Please set down all the lines beneath this one exactly, without the pictures.
·····
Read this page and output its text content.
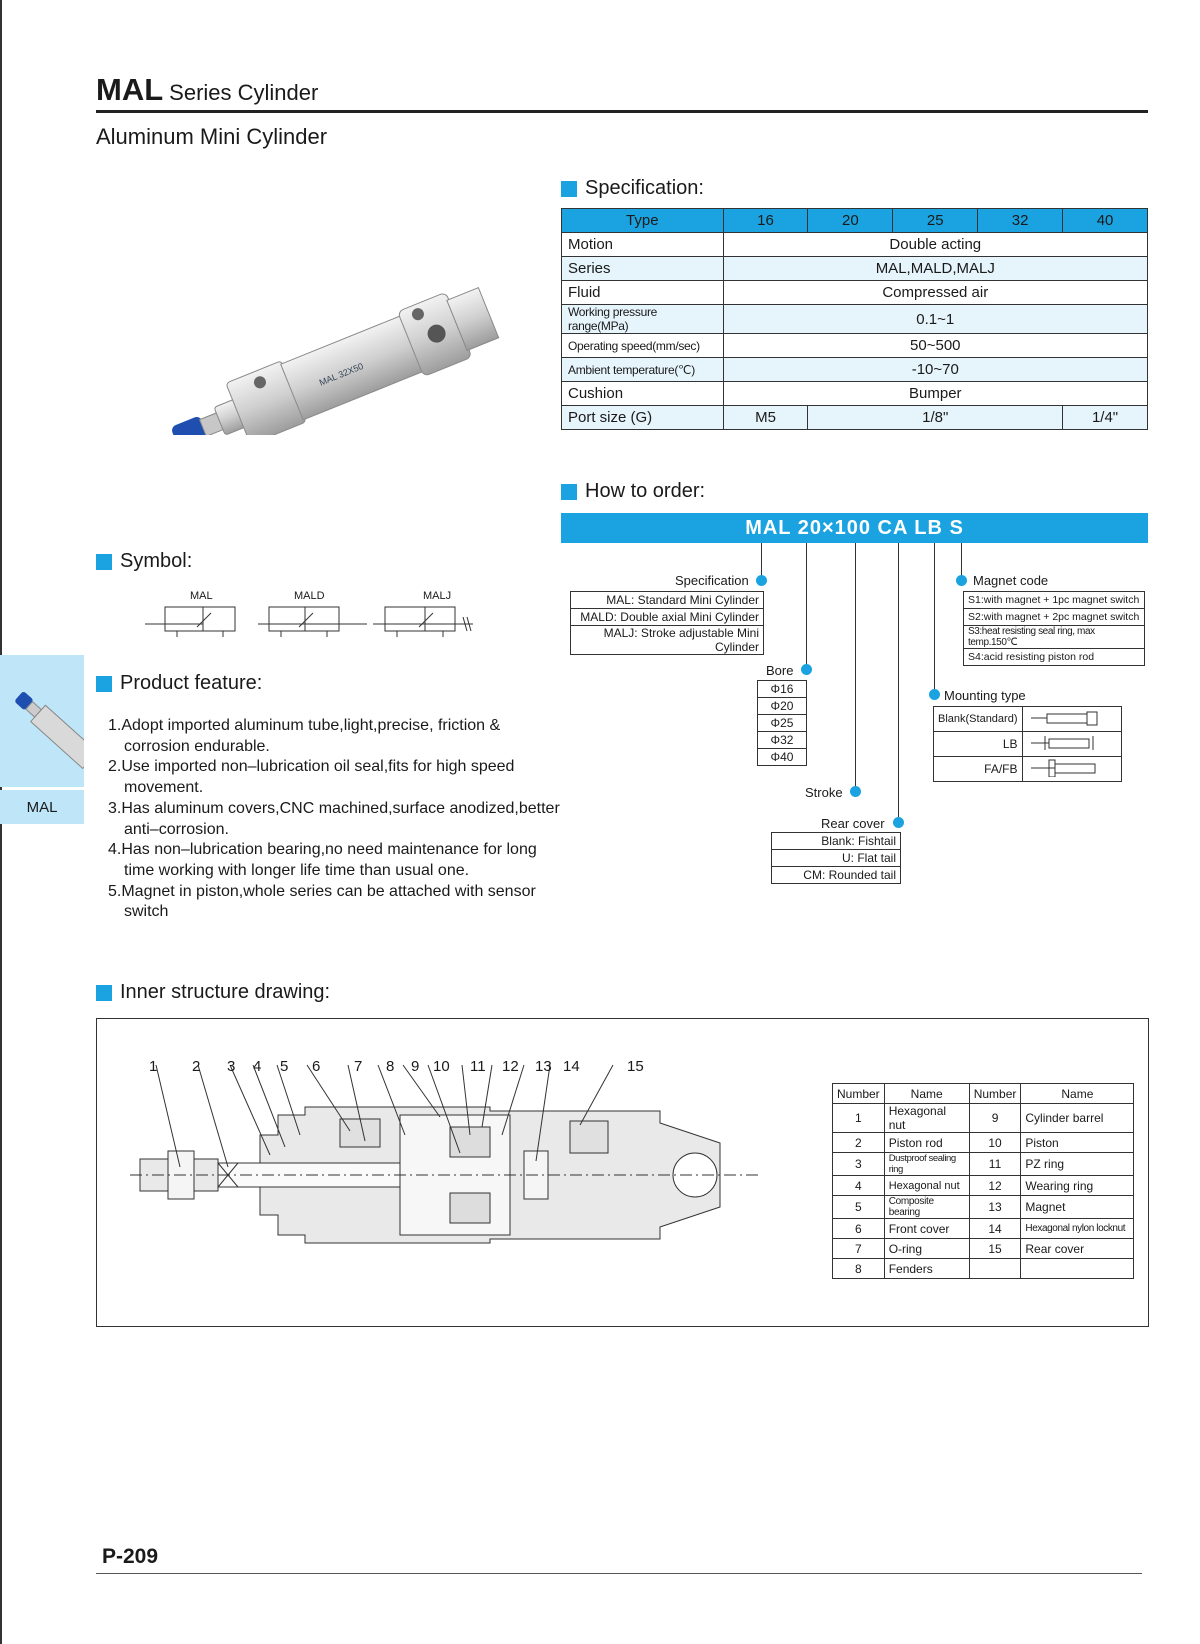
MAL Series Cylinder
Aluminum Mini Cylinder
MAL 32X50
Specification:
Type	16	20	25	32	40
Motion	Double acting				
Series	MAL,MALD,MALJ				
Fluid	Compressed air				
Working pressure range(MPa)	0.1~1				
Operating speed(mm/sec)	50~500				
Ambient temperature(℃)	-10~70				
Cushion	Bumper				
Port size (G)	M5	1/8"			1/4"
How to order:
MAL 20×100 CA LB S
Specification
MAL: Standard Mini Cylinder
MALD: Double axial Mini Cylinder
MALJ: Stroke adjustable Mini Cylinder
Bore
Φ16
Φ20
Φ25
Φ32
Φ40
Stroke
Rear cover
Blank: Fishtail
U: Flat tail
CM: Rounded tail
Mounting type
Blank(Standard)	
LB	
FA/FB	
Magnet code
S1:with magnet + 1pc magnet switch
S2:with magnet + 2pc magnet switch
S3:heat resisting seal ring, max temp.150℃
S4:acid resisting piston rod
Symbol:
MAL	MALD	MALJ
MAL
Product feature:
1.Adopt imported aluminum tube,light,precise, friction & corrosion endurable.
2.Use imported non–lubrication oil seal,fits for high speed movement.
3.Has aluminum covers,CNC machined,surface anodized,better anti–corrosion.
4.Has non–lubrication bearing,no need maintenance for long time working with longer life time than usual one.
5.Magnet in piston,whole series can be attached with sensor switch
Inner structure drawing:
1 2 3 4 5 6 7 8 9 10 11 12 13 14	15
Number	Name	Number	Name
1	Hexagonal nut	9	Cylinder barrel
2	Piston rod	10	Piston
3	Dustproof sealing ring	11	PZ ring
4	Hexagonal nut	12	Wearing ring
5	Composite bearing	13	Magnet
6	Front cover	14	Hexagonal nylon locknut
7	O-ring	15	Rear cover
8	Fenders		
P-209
·····
-- Full response --
Read this page and output its text content.
MAL Series Cylinder
Aluminum Mini Cylinder
MAL 32X50
Specification:
Type	16	20	25	32	40
Motion	Double acting				
Series	MAL,MALD,MALJ				
Fluid	Compressed air				
Working pressure range(MPa)	0.1~1				
Operating speed(mm/sec)	50~500				
Ambient temperature(℃)	-10~70				
Cushion	Bumper				
Port size (G)	M5	1/8"			1/4"
How to order:
MAL 20×100 CA LB S
Specification
MAL: Standard Mini Cylinder
MALD: Double axial Mini Cylinder
MALJ: Stroke adjustable Mini Cylinder
Bore
Φ16
Φ20
Φ25
Φ32
Φ40
Stroke
Rear cover
Blank: Fishtail
U: Flat tail
CM: Rounded tail
Mounting type
Blank(Standard)	
LB	
FA/FB	
Magnet code
S1:with magnet + 1pc magnet switch
S2:with magnet + 2pc magnet switch
S3:heat resisting seal ring, max temp.150℃
S4:acid resisting piston rod
Symbol:
MAL	MALD	MALJ
MAL
Product feature:
1.Adopt imported aluminum tube,light,precise, friction & corrosion endurable.
2.Use imported non–lubrication oil seal,fits for high speed movement.
3.Has aluminum covers,CNC machined,surface anodized,better anti–corrosion.
4.Has non–lubrication bearing,no need maintenance for long time working with longer life time than usual one.
5.Magnet in piston,whole series can be attached with sensor switch
Inner structure drawing:
1 2 3 4 5 6 7 8 9 10 11 12 13 14	15
Number	Name	Number	Name
1	Hexagonal nut	9	Cylinder barrel
2	Piston rod	10	Piston
3	Dustproof sealing ring	11	PZ ring
4	Hexagonal nut	12	Wearing ring
5	Composite bearing	13	Magnet
6	Front cover	14	Hexagonal nylon locknut
7	O-ring	15	Rear cover
8	Fenders		
P-209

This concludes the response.